— Begin Listing —
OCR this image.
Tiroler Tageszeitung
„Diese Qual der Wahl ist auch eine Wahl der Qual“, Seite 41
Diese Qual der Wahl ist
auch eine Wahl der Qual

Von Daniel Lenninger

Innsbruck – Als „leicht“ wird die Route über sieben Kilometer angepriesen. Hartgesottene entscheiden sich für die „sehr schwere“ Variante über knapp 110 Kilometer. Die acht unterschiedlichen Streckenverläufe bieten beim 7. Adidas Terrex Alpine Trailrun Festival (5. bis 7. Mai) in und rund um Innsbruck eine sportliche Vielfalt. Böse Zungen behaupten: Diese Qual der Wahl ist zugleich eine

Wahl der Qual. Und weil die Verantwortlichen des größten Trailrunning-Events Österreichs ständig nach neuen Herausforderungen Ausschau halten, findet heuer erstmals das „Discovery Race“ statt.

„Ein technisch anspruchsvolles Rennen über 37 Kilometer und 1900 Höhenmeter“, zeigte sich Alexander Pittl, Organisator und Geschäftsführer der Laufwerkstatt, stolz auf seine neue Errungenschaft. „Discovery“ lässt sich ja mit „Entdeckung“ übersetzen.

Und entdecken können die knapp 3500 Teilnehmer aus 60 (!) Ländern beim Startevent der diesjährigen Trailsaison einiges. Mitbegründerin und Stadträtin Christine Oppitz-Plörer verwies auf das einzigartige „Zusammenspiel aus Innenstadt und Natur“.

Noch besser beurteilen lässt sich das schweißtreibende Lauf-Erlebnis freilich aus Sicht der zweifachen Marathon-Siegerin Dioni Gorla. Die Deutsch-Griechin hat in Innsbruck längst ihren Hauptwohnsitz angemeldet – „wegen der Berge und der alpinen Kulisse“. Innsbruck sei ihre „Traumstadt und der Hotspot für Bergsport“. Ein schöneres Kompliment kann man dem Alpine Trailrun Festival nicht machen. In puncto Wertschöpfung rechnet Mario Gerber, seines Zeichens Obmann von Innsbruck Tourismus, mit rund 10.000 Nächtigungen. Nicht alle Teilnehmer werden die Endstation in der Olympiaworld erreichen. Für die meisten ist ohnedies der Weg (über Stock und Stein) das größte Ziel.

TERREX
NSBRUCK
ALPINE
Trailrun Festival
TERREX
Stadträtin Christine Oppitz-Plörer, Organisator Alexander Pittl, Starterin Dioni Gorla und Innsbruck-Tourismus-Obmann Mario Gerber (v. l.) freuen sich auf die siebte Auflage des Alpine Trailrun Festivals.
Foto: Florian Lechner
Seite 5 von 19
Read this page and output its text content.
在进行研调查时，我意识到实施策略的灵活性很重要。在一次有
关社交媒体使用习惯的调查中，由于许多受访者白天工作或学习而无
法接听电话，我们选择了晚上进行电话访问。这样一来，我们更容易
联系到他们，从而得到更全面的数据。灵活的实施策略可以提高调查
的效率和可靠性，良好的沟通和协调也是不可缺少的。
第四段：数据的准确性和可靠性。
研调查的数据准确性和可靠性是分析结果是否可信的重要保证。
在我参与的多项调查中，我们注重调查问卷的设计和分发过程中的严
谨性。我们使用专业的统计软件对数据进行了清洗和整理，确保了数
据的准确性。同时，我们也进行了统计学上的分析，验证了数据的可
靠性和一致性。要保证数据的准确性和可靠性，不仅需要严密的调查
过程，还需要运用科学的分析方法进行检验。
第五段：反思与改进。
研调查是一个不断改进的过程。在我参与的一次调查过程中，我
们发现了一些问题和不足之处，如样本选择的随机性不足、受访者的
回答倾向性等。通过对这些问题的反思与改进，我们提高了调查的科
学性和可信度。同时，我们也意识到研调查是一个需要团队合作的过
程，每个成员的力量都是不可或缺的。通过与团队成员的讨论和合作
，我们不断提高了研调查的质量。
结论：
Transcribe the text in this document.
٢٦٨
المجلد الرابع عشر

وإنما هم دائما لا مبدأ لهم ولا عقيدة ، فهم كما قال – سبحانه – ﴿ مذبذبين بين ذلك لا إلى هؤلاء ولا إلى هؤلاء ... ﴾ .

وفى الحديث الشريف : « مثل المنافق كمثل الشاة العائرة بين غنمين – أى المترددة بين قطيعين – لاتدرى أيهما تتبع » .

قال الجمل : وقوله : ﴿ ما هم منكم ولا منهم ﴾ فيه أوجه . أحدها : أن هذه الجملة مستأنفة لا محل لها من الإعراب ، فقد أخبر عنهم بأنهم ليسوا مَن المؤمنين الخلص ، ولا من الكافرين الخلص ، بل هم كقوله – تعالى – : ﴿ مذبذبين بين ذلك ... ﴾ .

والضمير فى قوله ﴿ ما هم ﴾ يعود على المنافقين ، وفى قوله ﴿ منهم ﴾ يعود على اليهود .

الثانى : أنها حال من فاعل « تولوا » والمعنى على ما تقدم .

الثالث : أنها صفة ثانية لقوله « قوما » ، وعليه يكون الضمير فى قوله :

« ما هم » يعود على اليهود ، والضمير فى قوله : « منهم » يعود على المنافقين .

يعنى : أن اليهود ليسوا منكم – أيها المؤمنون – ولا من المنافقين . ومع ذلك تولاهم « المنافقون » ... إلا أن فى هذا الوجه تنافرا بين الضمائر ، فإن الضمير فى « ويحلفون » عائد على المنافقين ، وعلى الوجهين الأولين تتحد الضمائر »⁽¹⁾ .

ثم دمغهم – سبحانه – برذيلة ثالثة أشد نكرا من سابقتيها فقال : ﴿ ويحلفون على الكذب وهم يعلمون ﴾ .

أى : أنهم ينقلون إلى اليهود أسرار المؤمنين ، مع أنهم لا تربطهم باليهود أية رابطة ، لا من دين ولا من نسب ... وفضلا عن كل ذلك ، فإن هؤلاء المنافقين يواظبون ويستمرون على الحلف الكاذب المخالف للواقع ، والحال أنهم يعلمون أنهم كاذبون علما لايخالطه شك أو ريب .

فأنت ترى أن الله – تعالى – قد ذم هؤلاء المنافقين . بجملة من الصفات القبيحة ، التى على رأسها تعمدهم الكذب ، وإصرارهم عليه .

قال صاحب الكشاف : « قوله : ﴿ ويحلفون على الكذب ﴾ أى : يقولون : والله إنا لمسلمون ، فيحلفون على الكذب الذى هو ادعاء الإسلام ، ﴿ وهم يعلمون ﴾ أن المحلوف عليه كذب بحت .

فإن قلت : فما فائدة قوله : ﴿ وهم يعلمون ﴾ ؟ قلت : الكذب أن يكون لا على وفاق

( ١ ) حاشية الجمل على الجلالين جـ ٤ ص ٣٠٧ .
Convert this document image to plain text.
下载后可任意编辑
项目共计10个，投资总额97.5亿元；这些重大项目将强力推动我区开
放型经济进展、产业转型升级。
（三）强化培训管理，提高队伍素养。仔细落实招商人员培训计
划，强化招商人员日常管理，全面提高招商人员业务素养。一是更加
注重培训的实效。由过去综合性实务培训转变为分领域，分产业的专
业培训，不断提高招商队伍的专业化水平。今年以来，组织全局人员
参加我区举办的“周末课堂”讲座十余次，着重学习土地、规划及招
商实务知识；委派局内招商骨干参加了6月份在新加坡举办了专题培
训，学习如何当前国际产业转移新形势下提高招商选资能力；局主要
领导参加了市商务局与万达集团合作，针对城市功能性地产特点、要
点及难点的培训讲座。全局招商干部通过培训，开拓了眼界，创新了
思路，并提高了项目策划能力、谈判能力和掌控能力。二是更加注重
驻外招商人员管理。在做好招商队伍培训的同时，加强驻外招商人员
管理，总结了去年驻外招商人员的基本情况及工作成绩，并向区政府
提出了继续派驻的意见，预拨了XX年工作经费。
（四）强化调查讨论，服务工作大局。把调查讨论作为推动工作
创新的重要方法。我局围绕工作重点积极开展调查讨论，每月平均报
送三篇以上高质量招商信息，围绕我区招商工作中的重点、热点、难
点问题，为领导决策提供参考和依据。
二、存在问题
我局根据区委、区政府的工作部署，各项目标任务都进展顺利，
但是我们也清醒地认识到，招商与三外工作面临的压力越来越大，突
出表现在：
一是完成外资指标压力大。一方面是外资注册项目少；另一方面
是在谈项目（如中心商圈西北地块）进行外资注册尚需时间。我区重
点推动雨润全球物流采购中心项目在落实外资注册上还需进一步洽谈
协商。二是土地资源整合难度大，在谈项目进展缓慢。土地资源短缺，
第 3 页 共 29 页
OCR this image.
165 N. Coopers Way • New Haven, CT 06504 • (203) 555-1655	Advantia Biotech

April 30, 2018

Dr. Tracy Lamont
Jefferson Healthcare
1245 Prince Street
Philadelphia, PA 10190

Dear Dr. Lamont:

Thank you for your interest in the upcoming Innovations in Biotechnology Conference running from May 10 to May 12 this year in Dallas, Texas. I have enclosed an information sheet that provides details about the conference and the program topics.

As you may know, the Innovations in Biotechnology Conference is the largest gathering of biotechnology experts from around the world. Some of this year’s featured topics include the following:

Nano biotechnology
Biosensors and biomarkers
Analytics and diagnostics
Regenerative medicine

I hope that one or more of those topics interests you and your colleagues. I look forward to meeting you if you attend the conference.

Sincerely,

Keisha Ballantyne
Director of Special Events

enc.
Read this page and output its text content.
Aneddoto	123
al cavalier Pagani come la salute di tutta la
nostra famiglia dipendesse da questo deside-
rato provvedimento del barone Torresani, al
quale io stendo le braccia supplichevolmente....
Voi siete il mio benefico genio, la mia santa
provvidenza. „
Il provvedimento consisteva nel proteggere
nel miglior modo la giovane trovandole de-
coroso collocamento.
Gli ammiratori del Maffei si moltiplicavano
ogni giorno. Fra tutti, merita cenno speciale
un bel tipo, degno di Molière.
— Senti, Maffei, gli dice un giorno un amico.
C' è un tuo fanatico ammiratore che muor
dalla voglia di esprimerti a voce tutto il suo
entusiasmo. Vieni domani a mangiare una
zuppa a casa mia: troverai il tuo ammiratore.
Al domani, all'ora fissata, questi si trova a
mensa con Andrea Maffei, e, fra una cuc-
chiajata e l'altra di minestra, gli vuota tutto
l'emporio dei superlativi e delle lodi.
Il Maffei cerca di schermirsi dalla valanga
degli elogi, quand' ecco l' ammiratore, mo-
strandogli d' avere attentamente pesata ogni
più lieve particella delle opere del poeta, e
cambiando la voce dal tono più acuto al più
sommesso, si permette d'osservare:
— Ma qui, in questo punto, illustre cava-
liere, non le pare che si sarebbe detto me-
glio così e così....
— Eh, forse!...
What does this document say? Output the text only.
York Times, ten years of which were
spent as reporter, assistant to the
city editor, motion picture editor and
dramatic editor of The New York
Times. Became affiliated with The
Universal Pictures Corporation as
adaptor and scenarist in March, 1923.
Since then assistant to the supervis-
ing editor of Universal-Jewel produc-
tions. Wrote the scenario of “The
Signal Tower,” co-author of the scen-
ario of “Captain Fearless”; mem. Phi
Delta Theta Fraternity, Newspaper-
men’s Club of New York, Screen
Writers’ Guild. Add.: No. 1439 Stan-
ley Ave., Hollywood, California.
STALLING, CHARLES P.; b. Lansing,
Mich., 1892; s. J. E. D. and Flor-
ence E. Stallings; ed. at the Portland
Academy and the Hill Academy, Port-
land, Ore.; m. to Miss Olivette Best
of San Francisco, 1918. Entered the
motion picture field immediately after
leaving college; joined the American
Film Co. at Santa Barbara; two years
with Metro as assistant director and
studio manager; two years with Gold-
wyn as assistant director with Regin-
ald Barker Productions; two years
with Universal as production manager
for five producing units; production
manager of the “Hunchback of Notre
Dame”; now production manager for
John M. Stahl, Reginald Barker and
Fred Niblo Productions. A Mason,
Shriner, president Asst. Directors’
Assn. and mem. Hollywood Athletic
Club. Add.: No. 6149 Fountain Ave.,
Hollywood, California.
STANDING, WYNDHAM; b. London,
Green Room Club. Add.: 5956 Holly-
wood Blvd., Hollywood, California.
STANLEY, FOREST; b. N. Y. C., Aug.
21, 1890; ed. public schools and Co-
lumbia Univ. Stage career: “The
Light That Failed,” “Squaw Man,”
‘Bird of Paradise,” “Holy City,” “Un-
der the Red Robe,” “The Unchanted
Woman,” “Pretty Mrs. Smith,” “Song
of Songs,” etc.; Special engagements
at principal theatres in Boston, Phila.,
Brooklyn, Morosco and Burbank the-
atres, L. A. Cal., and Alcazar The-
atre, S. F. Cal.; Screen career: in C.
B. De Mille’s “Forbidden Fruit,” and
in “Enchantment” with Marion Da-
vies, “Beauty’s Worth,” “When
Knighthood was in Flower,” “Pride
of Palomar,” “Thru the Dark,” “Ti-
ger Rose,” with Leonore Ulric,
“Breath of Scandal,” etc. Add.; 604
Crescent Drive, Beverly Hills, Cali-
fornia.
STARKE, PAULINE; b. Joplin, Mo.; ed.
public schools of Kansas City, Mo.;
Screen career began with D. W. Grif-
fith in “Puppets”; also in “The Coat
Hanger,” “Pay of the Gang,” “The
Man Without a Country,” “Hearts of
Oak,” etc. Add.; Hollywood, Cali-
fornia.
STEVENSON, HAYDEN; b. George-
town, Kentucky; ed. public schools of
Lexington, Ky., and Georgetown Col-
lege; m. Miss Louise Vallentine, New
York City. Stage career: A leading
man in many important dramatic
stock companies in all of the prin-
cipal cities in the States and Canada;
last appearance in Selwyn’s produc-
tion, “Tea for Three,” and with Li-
— End Listing —
▶ [Task brief] Select, from the listing, all lines that include the word "المؤمنين".

▶ [Solved problem]
قال الجمل : وقوله : ﴿ ما هم منكم ولا منهم ﴾ فيه أوجه . أحدها : أن هذه الجملة مستأنفة لا محل لها من الإعراب ، فقد أخبر عنهم بأنهم ليسوا مَن المؤمنين الخلص ، ولا من الكافرين الخلص ، بل هم كقوله – تعالى – : ﴿ مذبذبين بين ذلك ... ﴾ .
أى : أنهم ينقلون إلى اليهود أسرار المؤمنين ، مع أنهم لا تربطهم باليهود أية رابطة ، لا من دين ولا من نسب ... وفضلا عن كل ذلك ، فإن هؤلاء المنافقين يواظبون ويستمرون على الحلف الكاذب المخالف للواقع ، والحال أنهم يعلمون أنهم كاذبون علما لايخالطه شك أو ريب .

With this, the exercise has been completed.